Element and region data
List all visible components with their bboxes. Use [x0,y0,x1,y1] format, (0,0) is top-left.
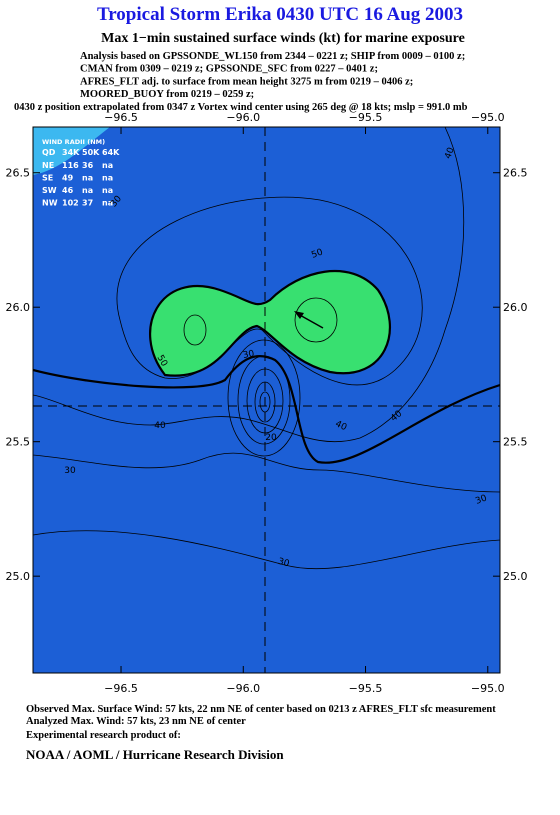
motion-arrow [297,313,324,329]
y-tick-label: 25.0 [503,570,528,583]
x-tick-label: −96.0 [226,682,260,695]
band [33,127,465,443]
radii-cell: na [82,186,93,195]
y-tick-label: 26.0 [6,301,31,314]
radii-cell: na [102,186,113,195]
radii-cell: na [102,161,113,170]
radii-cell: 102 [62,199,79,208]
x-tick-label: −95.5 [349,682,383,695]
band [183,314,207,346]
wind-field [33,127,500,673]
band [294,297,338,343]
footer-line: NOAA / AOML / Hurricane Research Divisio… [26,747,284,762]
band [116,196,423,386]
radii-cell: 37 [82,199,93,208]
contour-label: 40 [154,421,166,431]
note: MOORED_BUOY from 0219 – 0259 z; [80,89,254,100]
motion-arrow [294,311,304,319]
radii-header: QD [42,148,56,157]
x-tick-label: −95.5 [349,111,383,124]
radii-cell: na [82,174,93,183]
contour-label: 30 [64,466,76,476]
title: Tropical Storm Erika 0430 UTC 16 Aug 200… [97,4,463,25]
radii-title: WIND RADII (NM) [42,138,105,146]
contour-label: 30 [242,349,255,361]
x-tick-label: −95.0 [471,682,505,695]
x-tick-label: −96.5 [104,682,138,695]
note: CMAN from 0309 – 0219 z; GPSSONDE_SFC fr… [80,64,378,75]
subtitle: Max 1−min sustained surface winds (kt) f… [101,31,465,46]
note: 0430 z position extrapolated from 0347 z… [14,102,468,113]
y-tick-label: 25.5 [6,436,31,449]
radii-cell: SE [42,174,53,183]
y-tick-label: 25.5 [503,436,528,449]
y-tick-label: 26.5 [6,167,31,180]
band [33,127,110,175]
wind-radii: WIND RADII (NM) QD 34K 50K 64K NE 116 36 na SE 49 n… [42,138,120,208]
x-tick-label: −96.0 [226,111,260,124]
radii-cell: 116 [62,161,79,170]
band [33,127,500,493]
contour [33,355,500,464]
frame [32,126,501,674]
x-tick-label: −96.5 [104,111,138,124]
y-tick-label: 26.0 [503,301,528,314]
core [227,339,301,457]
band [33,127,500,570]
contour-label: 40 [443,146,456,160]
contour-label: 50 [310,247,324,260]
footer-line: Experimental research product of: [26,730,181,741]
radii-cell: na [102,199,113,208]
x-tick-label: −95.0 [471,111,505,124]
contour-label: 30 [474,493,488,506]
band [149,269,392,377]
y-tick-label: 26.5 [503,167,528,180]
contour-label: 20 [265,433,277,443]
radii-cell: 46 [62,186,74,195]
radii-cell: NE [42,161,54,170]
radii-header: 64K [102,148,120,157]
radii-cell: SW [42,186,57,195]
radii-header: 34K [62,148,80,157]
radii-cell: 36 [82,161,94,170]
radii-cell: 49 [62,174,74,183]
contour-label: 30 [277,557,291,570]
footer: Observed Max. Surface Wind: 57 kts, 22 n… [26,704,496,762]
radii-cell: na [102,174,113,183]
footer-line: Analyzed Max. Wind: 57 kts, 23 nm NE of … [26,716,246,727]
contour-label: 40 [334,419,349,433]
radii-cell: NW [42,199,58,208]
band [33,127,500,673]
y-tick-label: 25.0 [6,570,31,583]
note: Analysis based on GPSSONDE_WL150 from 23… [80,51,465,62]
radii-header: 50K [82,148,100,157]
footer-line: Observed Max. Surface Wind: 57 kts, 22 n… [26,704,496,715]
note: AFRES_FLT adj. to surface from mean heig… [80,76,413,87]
...
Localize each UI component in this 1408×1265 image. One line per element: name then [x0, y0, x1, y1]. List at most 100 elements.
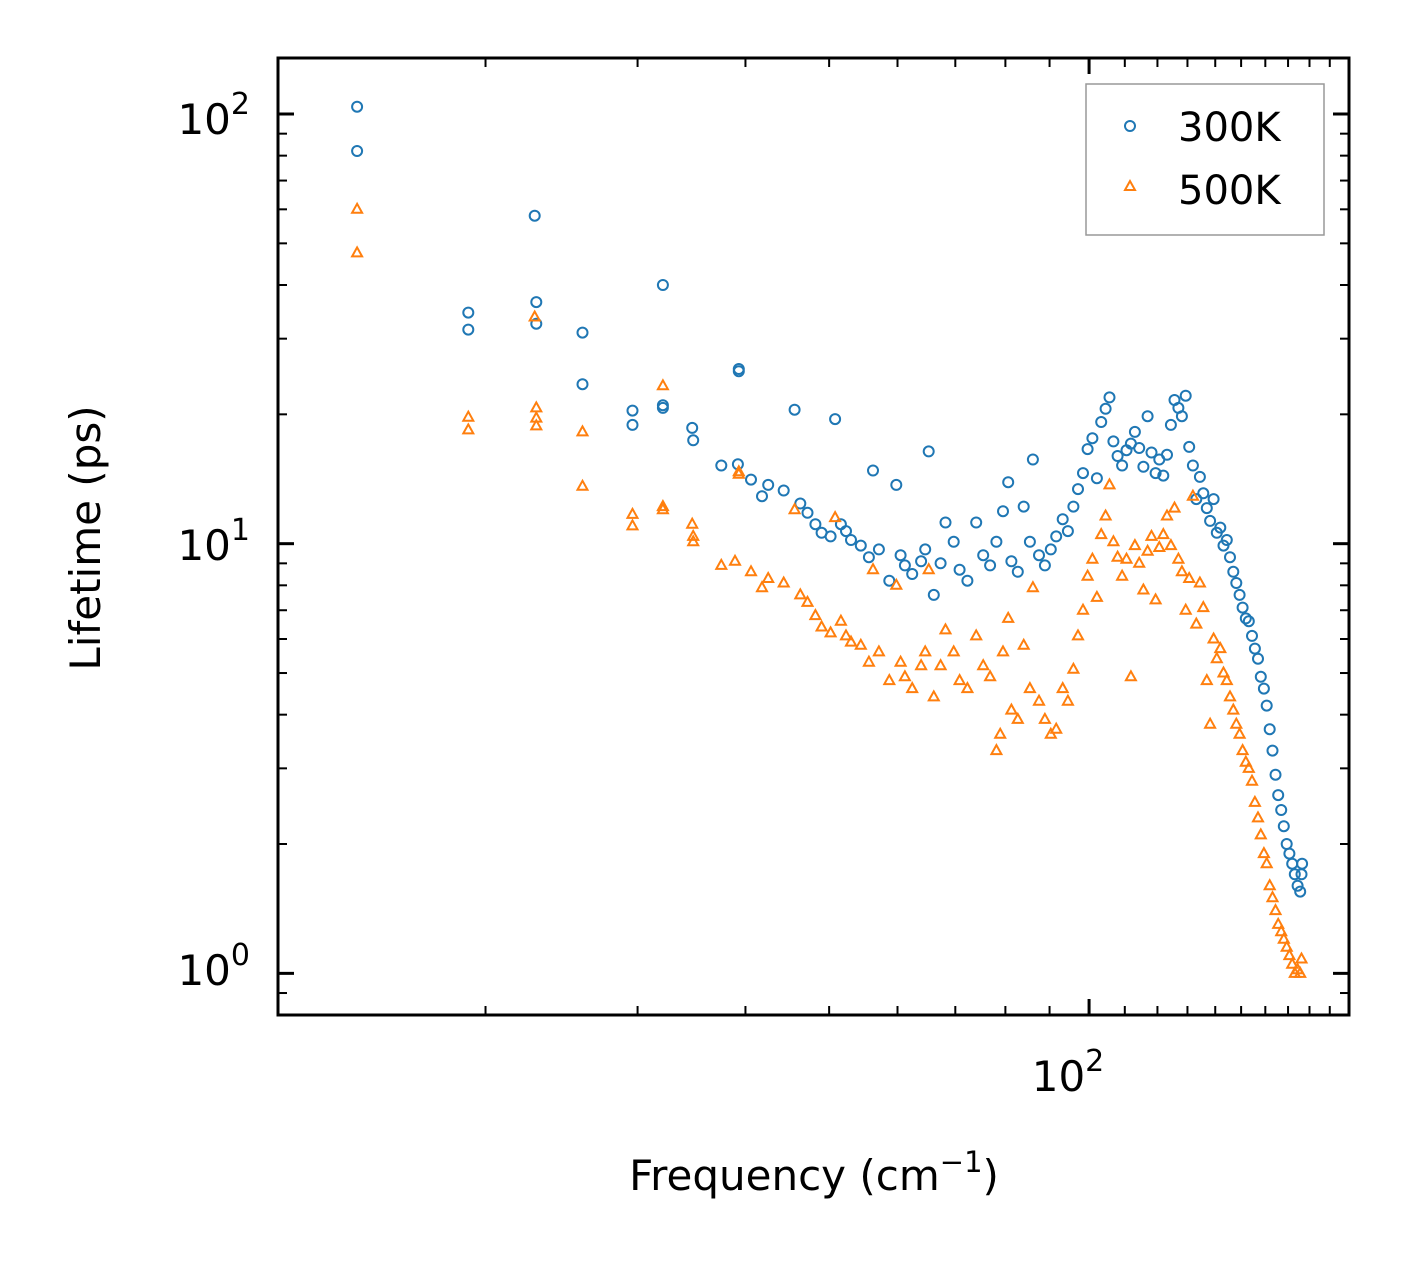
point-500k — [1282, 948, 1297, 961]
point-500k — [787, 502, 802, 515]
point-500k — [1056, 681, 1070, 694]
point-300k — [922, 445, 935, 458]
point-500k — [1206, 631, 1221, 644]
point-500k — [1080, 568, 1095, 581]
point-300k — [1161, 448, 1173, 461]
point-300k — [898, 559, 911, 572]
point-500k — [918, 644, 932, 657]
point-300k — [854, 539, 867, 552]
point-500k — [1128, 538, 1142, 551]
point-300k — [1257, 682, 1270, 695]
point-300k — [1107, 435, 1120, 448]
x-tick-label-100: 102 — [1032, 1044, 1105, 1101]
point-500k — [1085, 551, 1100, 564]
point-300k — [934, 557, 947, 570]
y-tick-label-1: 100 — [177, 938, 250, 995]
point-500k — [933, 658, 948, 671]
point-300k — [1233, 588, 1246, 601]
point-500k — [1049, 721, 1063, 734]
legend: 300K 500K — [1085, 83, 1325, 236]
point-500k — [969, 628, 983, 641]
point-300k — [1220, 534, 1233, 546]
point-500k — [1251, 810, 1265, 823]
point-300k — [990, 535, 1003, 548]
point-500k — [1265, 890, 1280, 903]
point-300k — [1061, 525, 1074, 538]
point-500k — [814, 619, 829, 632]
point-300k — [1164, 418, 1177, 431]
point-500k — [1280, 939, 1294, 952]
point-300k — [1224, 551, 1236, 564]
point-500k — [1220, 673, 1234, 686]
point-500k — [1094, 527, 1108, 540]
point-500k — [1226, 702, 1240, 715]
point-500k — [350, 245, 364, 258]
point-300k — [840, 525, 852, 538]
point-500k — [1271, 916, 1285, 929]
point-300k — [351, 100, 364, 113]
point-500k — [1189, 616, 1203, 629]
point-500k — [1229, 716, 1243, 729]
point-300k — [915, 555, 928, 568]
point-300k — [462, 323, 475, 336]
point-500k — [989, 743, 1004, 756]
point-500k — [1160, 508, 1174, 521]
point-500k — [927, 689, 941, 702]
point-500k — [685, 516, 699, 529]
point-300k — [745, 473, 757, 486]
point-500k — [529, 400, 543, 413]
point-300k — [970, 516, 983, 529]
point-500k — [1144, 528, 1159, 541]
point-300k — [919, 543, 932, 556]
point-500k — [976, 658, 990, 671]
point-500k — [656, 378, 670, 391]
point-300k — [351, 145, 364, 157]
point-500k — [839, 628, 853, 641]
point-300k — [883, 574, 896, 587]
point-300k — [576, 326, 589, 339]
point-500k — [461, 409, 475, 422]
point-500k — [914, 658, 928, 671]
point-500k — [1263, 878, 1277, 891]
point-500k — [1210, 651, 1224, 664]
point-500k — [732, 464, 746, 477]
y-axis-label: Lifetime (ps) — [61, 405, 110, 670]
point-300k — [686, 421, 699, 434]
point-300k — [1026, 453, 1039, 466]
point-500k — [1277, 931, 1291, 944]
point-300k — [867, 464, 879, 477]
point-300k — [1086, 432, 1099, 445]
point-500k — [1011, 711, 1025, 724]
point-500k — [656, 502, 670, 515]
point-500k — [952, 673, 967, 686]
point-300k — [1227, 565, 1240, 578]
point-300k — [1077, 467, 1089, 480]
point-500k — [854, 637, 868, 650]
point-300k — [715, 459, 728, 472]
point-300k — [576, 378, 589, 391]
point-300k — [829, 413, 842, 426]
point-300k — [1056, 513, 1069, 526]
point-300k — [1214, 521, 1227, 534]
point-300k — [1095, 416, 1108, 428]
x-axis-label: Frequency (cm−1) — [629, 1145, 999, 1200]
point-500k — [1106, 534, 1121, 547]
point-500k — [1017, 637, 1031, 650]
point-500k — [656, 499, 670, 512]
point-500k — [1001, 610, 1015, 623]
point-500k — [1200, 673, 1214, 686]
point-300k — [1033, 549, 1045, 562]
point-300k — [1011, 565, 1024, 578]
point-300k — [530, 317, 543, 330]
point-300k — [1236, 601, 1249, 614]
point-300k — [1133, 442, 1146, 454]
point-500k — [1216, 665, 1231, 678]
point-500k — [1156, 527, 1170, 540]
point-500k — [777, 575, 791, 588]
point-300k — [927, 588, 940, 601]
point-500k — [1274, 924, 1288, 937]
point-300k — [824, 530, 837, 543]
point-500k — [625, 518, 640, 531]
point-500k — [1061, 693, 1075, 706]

THE EXERCISE
Can you switch "point-300k" to "dot-300k" throughout the stretch from the line containing "point-500k — [1282, 948, 1297, 961]" through the line containing "point-300k — [883, 574, 896, 587]", and return only those lines with everything else unchanged?

ANSWER TO THIS PROBLEM
point-500k — [1282, 948, 1297, 961]
point-500k — [787, 502, 802, 515]
point-500k — [1056, 681, 1070, 694]
dot-300k — [922, 445, 935, 458]
point-500k — [1206, 631, 1221, 644]
point-500k — [1080, 568, 1095, 581]
dot-300k — [1161, 448, 1173, 461]
dot-300k — [898, 559, 911, 572]
point-500k — [918, 644, 932, 657]
dot-300k — [854, 539, 867, 552]
point-500k — [1128, 538, 1142, 551]
dot-300k — [1257, 682, 1270, 695]
dot-300k — [1107, 435, 1120, 448]
x-tick-label-100: 102 — [1032, 1044, 1105, 1101]
point-500k — [1085, 551, 1100, 564]
dot-300k — [934, 557, 947, 570]
y-tick-label-1: 100 — [177, 938, 250, 995]
point-500k — [933, 658, 948, 671]
dot-300k — [1233, 588, 1246, 601]
point-500k — [1049, 721, 1063, 734]
legend: 300K 500K — [1085, 83, 1325, 236]
point-500k — [969, 628, 983, 641]
dot-300k — [1220, 534, 1233, 546]
point-500k — [1251, 810, 1265, 823]
dot-300k — [990, 535, 1003, 548]
point-500k — [1265, 890, 1280, 903]
dot-300k — [1061, 525, 1074, 538]
point-500k — [814, 619, 829, 632]
dot-300k — [1164, 418, 1177, 431]
point-500k — [1280, 939, 1294, 952]
dot-300k — [1224, 551, 1236, 564]
point-500k — [1220, 673, 1234, 686]
point-500k — [1094, 527, 1108, 540]
point-500k — [1226, 702, 1240, 715]
point-500k — [350, 245, 364, 258]
dot-300k — [840, 525, 852, 538]
point-500k — [1271, 916, 1285, 929]
dot-300k — [351, 100, 364, 113]
point-500k — [1189, 616, 1203, 629]
point-500k — [1229, 716, 1243, 729]
dot-300k — [915, 555, 928, 568]
dot-300k — [462, 323, 475, 336]
point-500k — [989, 743, 1004, 756]
point-500k — [1160, 508, 1174, 521]
point-500k — [927, 689, 941, 702]
point-500k — [685, 516, 699, 529]
dot-300k — [745, 473, 757, 486]
point-500k — [529, 400, 543, 413]
dot-300k — [970, 516, 983, 529]
point-500k — [1144, 528, 1159, 541]
dot-300k — [919, 543, 932, 556]
point-500k — [976, 658, 990, 671]
point-500k — [656, 378, 670, 391]
dot-300k — [351, 145, 364, 157]
point-500k — [839, 628, 853, 641]
dot-300k — [883, 574, 896, 587]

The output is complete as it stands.